* START *
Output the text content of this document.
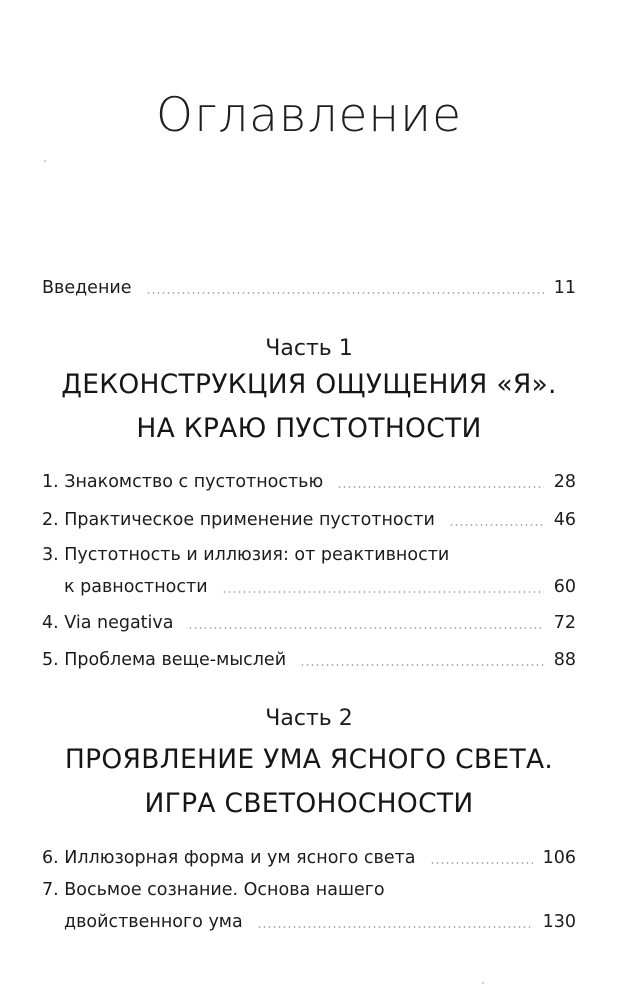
Оглавление
Введение	11
Часть 1
ДЕКОНСТРУКЦИЯ ОЩУЩЕНИЯ «Я».
НА КРАЮ ПУСТОТНОСТИ
1. Знакомство с пустотностью	28
2. Практическое применение пустотности	46
3. Пустотность и иллюзия: от реактивности
к равностности	60
4. Via negativa	72
5. Проблема веще-мыслей	88
Часть 2
ПРОЯВЛЕНИЕ УМА ЯСНОГО СВЕТА.
ИГРА СВЕТОНОСНОСТИ
6. Иллюзорная форма и ум ясного света	106
7. Восьмое сознание. Основа нашего
двойственного ума	130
* END *
**AIM OF THE TASK:**
Set every line down exactly as written, leaving each picture out.

**CORRECT OUTPUT:**
Output the text content of this document.
Оглавление
Введение	11
Часть 1
ДЕКОНСТРУКЦИЯ ОЩУЩЕНИЯ «Я».
НА КРАЮ ПУСТОТНОСТИ
1. Знакомство с пустотностью	28
2. Практическое применение пустотности	46
3. Пустотность и иллюзия: от реактивности
к равностности	60
4. Via negativa	72
5. Проблема веще-мыслей	88
Часть 2
ПРОЯВЛЕНИЕ УМА ЯСНОГО СВЕТА.
ИГРА СВЕТОНОСНОСТИ
6. Иллюзорная форма и ум ясного света	106
7. Восьмое сознание. Основа нашего
двойственного ума	130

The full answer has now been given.